_Record excerpts_
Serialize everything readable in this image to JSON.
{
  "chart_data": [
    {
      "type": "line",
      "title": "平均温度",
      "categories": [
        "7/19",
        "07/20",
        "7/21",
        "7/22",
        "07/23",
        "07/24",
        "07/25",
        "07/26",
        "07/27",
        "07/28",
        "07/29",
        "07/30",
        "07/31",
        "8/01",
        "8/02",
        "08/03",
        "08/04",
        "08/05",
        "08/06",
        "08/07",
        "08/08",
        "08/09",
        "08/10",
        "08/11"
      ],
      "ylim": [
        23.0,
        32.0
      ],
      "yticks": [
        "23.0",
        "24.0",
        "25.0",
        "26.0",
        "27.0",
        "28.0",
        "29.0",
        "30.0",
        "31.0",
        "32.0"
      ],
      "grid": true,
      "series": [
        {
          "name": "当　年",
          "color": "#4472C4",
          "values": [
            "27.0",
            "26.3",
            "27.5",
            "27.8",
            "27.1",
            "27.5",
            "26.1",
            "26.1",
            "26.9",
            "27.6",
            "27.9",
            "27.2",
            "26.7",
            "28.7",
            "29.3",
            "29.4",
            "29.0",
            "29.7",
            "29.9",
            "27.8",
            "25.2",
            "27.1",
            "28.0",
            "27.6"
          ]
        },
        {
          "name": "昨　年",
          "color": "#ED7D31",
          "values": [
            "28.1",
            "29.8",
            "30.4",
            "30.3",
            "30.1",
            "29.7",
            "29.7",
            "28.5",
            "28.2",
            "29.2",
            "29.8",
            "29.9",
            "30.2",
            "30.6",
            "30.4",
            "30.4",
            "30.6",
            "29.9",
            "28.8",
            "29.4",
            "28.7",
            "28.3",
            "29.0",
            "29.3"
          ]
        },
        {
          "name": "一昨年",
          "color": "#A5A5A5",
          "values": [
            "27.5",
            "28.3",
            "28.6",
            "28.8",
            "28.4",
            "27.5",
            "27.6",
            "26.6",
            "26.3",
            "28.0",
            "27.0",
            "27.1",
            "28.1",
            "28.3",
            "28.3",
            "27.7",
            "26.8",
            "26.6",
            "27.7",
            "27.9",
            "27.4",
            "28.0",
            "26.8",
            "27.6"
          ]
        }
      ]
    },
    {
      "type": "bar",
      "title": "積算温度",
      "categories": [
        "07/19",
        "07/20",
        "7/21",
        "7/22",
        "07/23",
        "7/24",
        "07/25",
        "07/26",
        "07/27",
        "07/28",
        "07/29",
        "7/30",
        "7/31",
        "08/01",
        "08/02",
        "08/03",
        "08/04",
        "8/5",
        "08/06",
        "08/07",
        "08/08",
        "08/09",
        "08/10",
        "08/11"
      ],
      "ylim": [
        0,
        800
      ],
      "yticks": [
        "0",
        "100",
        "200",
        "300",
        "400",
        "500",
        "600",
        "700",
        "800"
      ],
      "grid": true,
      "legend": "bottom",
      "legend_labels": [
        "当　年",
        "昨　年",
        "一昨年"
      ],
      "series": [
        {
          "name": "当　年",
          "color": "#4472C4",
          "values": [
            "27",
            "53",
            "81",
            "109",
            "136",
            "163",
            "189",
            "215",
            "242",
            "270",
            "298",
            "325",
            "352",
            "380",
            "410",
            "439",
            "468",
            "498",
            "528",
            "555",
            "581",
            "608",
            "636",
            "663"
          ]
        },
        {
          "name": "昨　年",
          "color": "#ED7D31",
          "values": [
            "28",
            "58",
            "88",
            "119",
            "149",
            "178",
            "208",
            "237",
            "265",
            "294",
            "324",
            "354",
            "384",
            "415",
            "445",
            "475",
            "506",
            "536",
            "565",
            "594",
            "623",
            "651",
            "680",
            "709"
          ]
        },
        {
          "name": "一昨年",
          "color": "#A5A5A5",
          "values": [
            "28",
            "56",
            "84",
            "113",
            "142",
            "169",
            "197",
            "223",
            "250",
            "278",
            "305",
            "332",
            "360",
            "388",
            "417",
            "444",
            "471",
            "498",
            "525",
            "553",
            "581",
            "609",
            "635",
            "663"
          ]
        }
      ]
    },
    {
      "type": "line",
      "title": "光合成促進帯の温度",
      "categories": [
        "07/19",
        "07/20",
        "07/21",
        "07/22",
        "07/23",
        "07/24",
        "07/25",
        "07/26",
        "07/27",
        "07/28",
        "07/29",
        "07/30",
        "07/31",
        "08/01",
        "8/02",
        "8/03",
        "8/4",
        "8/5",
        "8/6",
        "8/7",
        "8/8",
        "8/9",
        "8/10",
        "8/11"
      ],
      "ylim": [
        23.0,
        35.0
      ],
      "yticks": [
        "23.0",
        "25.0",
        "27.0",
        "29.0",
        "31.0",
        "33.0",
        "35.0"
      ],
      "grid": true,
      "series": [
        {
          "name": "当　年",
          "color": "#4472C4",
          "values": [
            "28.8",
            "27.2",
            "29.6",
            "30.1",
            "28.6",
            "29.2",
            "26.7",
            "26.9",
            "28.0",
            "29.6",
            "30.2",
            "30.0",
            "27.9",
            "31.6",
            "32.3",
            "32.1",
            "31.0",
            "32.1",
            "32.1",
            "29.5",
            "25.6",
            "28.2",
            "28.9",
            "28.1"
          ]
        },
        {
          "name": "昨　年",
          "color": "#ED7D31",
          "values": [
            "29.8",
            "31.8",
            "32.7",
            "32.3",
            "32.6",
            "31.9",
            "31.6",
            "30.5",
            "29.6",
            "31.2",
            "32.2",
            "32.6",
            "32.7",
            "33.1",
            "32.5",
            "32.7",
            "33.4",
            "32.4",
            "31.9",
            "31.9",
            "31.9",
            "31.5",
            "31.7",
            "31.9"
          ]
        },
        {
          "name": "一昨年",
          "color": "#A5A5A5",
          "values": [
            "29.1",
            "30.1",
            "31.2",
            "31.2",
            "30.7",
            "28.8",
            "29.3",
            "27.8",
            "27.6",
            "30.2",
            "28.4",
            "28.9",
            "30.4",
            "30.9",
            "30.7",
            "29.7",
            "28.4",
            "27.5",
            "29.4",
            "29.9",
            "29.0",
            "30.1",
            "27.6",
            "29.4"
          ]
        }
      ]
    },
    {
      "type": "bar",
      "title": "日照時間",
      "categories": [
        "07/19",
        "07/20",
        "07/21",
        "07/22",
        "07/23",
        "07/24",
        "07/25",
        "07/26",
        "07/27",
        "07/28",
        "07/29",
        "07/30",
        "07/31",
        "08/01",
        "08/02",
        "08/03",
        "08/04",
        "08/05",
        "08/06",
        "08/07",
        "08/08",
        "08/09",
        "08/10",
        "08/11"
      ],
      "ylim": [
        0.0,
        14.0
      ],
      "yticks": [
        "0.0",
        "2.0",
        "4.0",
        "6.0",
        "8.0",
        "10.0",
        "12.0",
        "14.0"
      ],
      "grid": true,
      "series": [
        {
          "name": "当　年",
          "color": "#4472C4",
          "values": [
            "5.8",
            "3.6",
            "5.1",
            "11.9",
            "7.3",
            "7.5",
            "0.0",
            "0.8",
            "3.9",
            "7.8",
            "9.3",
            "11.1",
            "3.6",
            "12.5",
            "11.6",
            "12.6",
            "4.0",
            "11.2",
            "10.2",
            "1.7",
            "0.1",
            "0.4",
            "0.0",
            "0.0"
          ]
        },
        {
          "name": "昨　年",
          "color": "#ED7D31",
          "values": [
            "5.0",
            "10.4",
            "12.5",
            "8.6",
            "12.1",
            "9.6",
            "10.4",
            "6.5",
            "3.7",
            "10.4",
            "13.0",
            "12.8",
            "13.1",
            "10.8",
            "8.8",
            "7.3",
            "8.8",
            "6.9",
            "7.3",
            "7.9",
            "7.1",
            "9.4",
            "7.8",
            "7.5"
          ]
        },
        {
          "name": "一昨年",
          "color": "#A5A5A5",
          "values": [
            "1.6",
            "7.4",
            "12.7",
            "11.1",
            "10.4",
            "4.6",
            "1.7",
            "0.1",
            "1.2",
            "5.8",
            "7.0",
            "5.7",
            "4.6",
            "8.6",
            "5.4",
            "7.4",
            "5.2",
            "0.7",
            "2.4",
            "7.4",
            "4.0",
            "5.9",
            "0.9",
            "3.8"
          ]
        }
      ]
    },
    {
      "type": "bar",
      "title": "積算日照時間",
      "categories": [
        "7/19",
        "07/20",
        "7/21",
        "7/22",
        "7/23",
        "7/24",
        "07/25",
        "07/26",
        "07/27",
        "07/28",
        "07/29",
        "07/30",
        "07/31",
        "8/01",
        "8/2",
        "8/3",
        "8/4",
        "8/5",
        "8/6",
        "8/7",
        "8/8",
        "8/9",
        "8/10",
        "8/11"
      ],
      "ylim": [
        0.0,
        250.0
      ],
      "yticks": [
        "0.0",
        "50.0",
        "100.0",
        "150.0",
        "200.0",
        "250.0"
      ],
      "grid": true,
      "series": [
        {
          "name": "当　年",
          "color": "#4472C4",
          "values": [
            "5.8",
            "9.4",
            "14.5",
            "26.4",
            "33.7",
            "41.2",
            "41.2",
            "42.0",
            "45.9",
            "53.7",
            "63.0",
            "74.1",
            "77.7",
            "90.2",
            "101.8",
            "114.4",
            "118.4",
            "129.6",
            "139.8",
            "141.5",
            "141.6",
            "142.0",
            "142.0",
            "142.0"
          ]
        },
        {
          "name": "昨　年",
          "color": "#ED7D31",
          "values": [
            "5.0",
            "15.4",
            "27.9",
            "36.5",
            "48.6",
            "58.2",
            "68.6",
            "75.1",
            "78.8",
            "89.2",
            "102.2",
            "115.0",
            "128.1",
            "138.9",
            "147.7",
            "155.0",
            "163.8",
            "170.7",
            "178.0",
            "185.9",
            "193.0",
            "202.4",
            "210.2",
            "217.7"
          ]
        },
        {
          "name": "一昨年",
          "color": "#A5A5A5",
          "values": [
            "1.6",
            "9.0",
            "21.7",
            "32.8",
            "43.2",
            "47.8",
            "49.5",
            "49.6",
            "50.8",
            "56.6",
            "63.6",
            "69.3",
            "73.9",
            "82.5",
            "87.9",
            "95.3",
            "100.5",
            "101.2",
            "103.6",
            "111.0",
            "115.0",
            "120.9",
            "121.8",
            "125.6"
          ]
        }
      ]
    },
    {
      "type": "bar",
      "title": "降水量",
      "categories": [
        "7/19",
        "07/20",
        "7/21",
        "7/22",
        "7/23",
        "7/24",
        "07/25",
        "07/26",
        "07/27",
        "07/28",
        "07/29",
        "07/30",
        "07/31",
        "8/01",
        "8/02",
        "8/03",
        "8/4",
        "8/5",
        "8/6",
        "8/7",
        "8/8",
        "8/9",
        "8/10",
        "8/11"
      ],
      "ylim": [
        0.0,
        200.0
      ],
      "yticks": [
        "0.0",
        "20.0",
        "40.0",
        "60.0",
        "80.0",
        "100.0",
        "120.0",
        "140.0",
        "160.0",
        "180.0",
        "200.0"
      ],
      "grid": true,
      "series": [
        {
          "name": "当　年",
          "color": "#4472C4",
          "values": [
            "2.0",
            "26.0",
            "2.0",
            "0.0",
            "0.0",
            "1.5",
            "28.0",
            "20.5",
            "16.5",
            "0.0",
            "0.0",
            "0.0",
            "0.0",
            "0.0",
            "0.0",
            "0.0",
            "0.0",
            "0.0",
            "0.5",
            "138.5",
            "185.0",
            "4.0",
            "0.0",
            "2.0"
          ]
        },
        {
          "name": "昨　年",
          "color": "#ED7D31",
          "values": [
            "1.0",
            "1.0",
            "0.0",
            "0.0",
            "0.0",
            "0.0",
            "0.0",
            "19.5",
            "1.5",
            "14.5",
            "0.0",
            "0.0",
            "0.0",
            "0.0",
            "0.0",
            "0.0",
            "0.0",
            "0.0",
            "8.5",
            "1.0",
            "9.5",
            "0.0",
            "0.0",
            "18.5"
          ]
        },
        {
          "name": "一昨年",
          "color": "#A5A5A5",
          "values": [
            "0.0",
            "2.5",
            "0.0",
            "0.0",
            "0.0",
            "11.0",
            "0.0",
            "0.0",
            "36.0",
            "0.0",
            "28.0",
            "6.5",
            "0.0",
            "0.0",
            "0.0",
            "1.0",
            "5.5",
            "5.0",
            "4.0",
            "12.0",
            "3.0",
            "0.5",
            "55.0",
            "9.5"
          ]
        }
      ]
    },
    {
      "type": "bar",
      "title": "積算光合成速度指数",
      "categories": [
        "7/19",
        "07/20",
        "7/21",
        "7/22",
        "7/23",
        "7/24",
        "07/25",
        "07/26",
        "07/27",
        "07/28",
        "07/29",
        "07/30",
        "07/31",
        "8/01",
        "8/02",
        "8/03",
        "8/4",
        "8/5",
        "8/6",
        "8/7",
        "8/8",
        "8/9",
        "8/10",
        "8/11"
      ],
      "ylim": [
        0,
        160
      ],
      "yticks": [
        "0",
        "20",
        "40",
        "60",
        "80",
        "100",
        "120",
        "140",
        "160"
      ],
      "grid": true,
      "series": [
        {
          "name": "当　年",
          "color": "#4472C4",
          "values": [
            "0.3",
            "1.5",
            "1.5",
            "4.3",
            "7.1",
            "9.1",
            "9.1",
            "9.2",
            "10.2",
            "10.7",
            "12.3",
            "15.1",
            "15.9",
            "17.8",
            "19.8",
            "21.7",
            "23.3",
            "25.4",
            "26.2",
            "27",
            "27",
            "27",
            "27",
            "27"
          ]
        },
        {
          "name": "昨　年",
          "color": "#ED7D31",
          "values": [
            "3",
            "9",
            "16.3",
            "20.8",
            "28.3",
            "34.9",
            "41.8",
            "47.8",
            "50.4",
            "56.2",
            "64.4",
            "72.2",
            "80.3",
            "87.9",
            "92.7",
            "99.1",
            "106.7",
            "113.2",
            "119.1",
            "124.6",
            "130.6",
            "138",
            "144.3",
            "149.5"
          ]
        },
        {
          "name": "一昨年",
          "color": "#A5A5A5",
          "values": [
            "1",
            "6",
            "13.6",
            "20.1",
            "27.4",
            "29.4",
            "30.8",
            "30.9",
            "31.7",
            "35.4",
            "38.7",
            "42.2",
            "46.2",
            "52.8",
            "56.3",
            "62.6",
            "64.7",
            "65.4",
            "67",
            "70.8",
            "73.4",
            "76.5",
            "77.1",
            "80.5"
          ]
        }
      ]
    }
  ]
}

_Work instructions_
Copy out each line of the data containing the string "title".

_Answer for the task_
      "title": "平均温度",
      "title": "積算温度",
      "title": "光合成促進帯の温度",
      "title": "日照時間",
      "title": "積算日照時間",
      "title": "降水量",
      "title": "積算光合成速度指数",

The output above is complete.